MATERIALS PROVIDED
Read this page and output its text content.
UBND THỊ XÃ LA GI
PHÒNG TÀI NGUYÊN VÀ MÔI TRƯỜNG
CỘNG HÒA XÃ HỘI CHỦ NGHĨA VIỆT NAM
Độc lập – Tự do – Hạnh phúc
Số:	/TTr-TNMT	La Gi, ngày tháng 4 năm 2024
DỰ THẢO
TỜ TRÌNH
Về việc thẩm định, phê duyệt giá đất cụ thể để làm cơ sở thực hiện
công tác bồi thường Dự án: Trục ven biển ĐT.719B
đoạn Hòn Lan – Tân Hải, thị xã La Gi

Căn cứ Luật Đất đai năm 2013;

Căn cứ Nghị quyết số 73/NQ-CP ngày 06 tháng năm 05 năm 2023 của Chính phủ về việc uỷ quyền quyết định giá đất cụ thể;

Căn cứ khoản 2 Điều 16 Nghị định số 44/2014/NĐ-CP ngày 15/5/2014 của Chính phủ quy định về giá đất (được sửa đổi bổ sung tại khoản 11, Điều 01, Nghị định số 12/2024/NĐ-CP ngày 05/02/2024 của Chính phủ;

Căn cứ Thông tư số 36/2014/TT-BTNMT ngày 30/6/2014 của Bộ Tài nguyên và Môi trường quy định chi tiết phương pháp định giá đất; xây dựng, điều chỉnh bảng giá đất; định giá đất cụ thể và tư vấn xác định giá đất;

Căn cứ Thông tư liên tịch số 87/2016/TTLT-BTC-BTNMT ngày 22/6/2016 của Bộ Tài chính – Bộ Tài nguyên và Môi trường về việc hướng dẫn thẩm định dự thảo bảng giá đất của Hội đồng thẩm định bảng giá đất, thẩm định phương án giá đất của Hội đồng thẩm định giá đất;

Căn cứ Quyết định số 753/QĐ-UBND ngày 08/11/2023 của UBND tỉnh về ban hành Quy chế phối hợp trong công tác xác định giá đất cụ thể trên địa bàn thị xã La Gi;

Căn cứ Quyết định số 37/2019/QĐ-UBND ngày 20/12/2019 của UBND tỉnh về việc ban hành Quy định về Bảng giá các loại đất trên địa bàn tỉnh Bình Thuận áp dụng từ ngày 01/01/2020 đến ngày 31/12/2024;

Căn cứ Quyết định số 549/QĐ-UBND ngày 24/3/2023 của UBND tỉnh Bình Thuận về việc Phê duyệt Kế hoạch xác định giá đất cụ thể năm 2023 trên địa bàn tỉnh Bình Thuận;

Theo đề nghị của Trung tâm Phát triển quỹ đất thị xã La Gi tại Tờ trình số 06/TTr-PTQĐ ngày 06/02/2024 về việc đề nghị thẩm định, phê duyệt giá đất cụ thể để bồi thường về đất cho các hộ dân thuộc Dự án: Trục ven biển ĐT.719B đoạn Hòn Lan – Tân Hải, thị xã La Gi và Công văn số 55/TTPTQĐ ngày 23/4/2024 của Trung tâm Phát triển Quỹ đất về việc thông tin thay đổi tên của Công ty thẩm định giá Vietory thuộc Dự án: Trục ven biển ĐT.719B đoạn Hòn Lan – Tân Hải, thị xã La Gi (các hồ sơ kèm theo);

WHAT TO DO
Print every record exactly as it was given.

TASK OUTPUT
Read this page and output its text content.
UBND THỊ XÃ LA GI
PHÒNG TÀI NGUYÊN VÀ MÔI TRƯỜNG
CỘNG HÒA XÃ HỘI CHỦ NGHĨA VIỆT NAM
Độc lập – Tự do – Hạnh phúc
Số:	/TTr-TNMT	La Gi, ngày tháng 4 năm 2024
DỰ THẢO
TỜ TRÌNH
Về việc thẩm định, phê duyệt giá đất cụ thể để làm cơ sở thực hiện
công tác bồi thường Dự án: Trục ven biển ĐT.719B
đoạn Hòn Lan – Tân Hải, thị xã La Gi

Căn cứ Luật Đất đai năm 2013;

Căn cứ Nghị quyết số 73/NQ-CP ngày 06 tháng năm 05 năm 2023 của Chính phủ về việc uỷ quyền quyết định giá đất cụ thể;

Căn cứ khoản 2 Điều 16 Nghị định số 44/2014/NĐ-CP ngày 15/5/2014 của Chính phủ quy định về giá đất (được sửa đổi bổ sung tại khoản 11, Điều 01, Nghị định số 12/2024/NĐ-CP ngày 05/02/2024 của Chính phủ;

Căn cứ Thông tư số 36/2014/TT-BTNMT ngày 30/6/2014 của Bộ Tài nguyên và Môi trường quy định chi tiết phương pháp định giá đất; xây dựng, điều chỉnh bảng giá đất; định giá đất cụ thể và tư vấn xác định giá đất;

Căn cứ Thông tư liên tịch số 87/2016/TTLT-BTC-BTNMT ngày 22/6/2016 của Bộ Tài chính – Bộ Tài nguyên và Môi trường về việc hướng dẫn thẩm định dự thảo bảng giá đất của Hội đồng thẩm định bảng giá đất, thẩm định phương án giá đất của Hội đồng thẩm định giá đất;

Căn cứ Quyết định số 753/QĐ-UBND ngày 08/11/2023 của UBND tỉnh về ban hành Quy chế phối hợp trong công tác xác định giá đất cụ thể trên địa bàn thị xã La Gi;

Căn cứ Quyết định số 37/2019/QĐ-UBND ngày 20/12/2019 của UBND tỉnh về việc ban hành Quy định về Bảng giá các loại đất trên địa bàn tỉnh Bình Thuận áp dụng từ ngày 01/01/2020 đến ngày 31/12/2024;

Căn cứ Quyết định số 549/QĐ-UBND ngày 24/3/2023 của UBND tỉnh Bình Thuận về việc Phê duyệt Kế hoạch xác định giá đất cụ thể năm 2023 trên địa bàn tỉnh Bình Thuận;

Theo đề nghị của Trung tâm Phát triển quỹ đất thị xã La Gi tại Tờ trình số 06/TTr-PTQĐ ngày 06/02/2024 về việc đề nghị thẩm định, phê duyệt giá đất cụ thể để bồi thường về đất cho các hộ dân thuộc Dự án: Trục ven biển ĐT.719B đoạn Hòn Lan – Tân Hải, thị xã La Gi và Công văn số 55/TTPTQĐ ngày 23/4/2024 của Trung tâm Phát triển Quỹ đất về việc thông tin thay đổi tên của Công ty thẩm định giá Vietory thuộc Dự án: Trục ven biển ĐT.719B đoạn Hòn Lan – Tân Hải, thị xã La Gi (các hồ sơ kèm theo);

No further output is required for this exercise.